▸ WHAT YOU HAVE TO DO: Make an exact copy of the entries, and keep any pictures out of it.

▸ SUPPLIED INFORMATION:
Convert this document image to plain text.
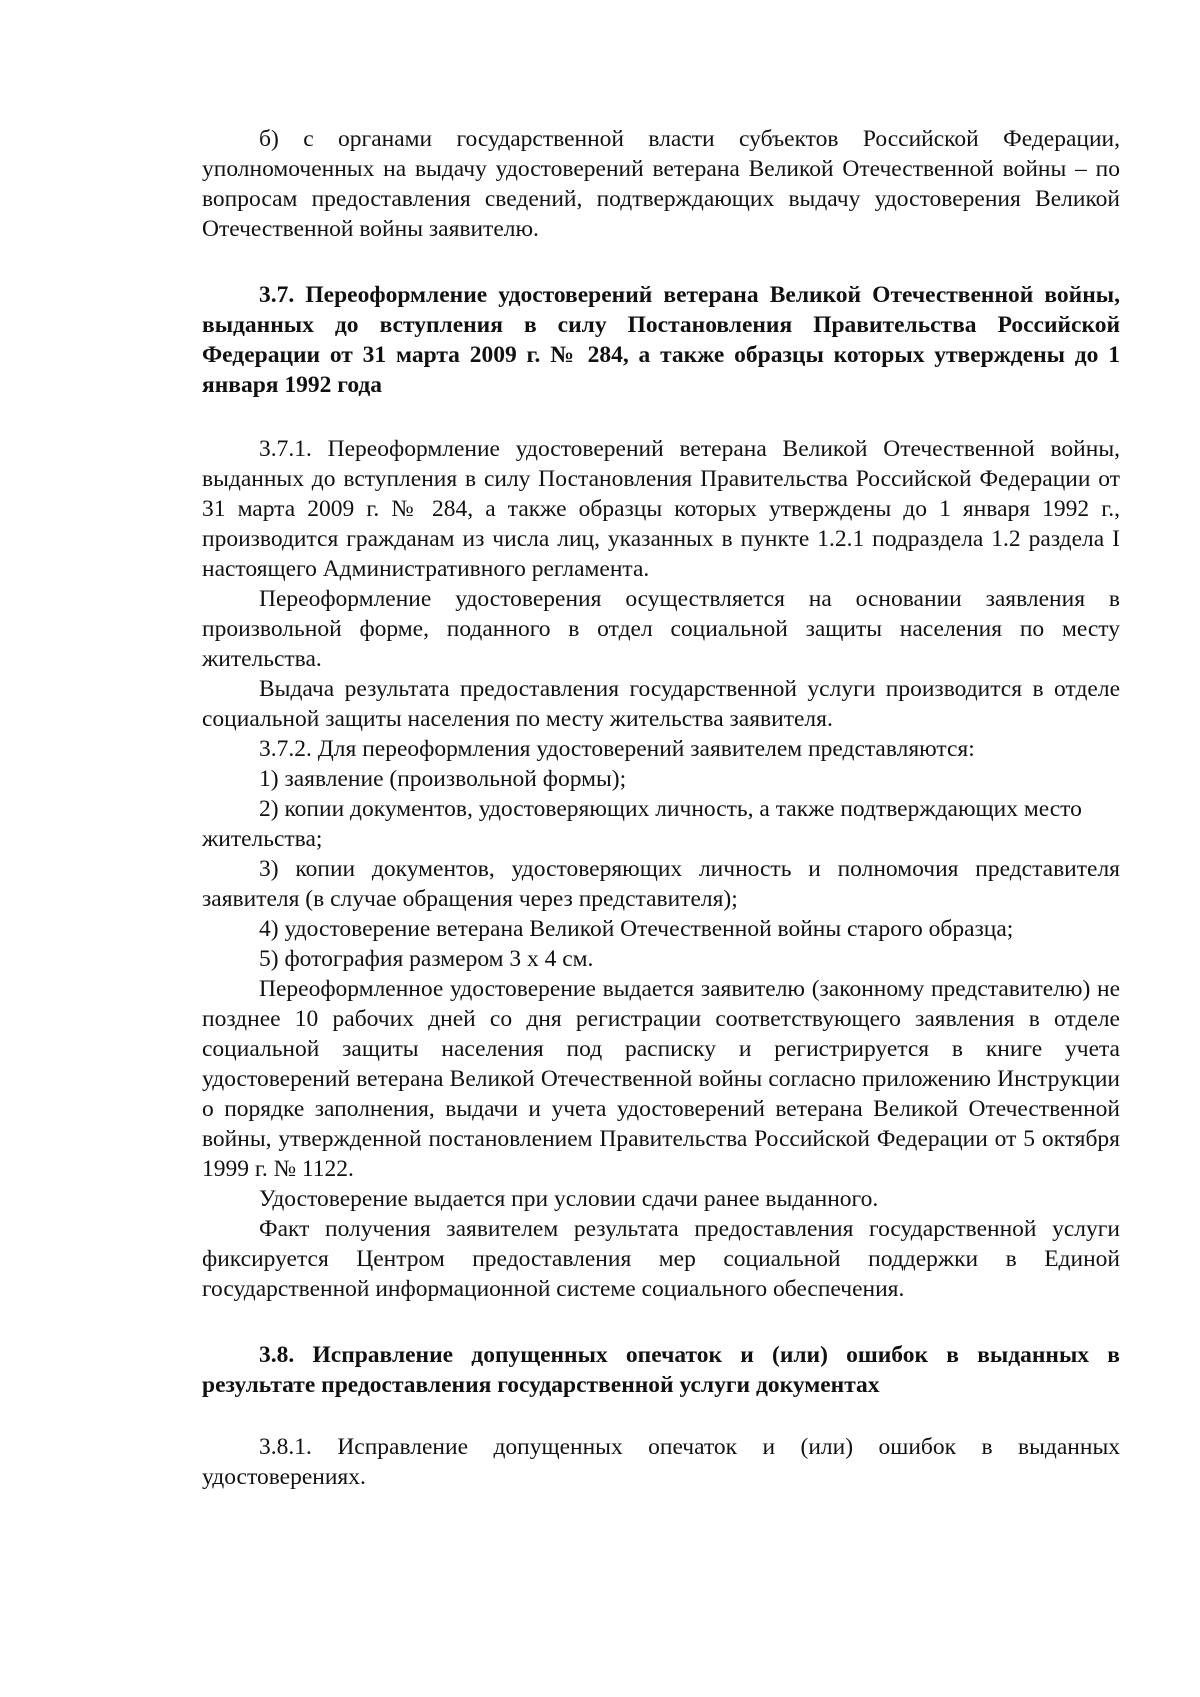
б) с органами государственной власти субъектов Российской Федерации, уполномоченных на выдачу удостоверений ветерана Великой Отечественной войны – по вопросам предоставления сведений, подтверждающих выдачу удостоверения Великой Отечественной войны заявителю.

3.7. Переоформление удостоверений ветерана Великой Отечественной войны, выданных до вступления в силу Постановления Правительства Российской Федерации от 31 марта 2009 г. № 284, а также образцы которых утверждены до 1 января 1992 года

3.7.1. Переоформление удостоверений ветерана Великой Отечественной войны, выданных до вступления в силу Постановления Правительства Российской Федерации от 31 марта 2009 г. № 284, а также образцы которых утверждены до 1 января 1992 г., производится гражданам из числа лиц, указанных в пункте 1.2.1 подраздела 1.2 раздела I настоящего Административного регламента.

Переоформление удостоверения осуществляется на основании заявления в произвольной форме, поданного в отдел социальной защиты населения по месту жительства.

Выдача результата предоставления государственной услуги производится в отделе социальной защиты населения по месту жительства заявителя.

3.7.2. Для переоформления удостоверений заявителем представляются:

1) заявление (произвольной формы);

2) копии документов, удостоверяющих личность, а также подтверждающих место жительства;

3) копии документов, удостоверяющих личность и полномочия представителя заявителя (в случае обращения через представителя);

4) удостоверение ветерана Великой Отечественной войны старого образца;

5) фотография размером 3 х 4 см.

Переоформленное удостоверение выдается заявителю (законному представителю) не позднее 10 рабочих дней со дня регистрации соответствующего заявления в отделе социальной защиты населения под расписку и регистрируется в книге учета удостоверений ветерана Великой Отечественной войны согласно приложению Инструкции о порядке заполнения, выдачи и учета удостоверений ветерана Великой Отечественной войны, утвержденной постановлением Правительства Российской Федерации от 5 октября 1999 г. № 1122.

Удостоверение выдается при условии сдачи ранее выданного.

Факт получения заявителем результата предоставления государственной услуги фиксируется Центром предоставления мер социальной поддержки в Единой государственной информационной системе социального обеспечения.

3.8. Исправление допущенных опечаток и (или) ошибок в выданных в результате предоставления государственной услуги документах

3.8.1. Исправление допущенных опечаток и (или) ошибок в выданных удостоверениях.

▸ OUTPUT OF THE TASK:
Convert this document image to plain text.
б) с органами государственной власти субъектов Российской Федерации, уполномоченных на выдачу удостоверений ветерана Великой Отечественной войны – по вопросам предоставления сведений, подтверждающих выдачу удостоверения Великой Отечественной войны заявителю.

3.7. Переоформление удостоверений ветерана Великой Отечественной войны, выданных до вступления в силу Постановления Правительства Российской Федерации от 31 марта 2009 г. № 284, а также образцы которых утверждены до 1 января 1992 года

3.7.1. Переоформление удостоверений ветерана Великой Отечественной войны, выданных до вступления в силу Постановления Правительства Российской Федерации от 31 марта 2009 г. № 284, а также образцы которых утверждены до 1 января 1992 г., производится гражданам из числа лиц, указанных в пункте 1.2.1 подраздела 1.2 раздела I настоящего Административного регламента.

Переоформление удостоверения осуществляется на основании заявления в произвольной форме, поданного в отдел социальной защиты населения по месту жительства.

Выдача результата предоставления государственной услуги производится в отделе социальной защиты населения по месту жительства заявителя.

3.7.2. Для переоформления удостоверений заявителем представляются:

1) заявление (произвольной формы);

2) копии документов, удостоверяющих личность, а также подтверждающих место жительства;

3) копии документов, удостоверяющих личность и полномочия представителя заявителя (в случае обращения через представителя);

4) удостоверение ветерана Великой Отечественной войны старого образца;

5) фотография размером 3 х 4 см.

Переоформленное удостоверение выдается заявителю (законному представителю) не позднее 10 рабочих дней со дня регистрации соответствующего заявления в отделе социальной защиты населения под расписку и регистрируется в книге учета удостоверений ветерана Великой Отечественной войны согласно приложению Инструкции о порядке заполнения, выдачи и учета удостоверений ветерана Великой Отечественной войны, утвержденной постановлением Правительства Российской Федерации от 5 октября 1999 г. № 1122.

Удостоверение выдается при условии сдачи ранее выданного.

Факт получения заявителем результата предоставления государственной услуги фиксируется Центром предоставления мер социальной поддержки в Единой государственной информационной системе социального обеспечения.

3.8. Исправление допущенных опечаток и (или) ошибок в выданных в результате предоставления государственной услуги документах

3.8.1. Исправление допущенных опечаток и (или) ошибок в выданных удостоверениях.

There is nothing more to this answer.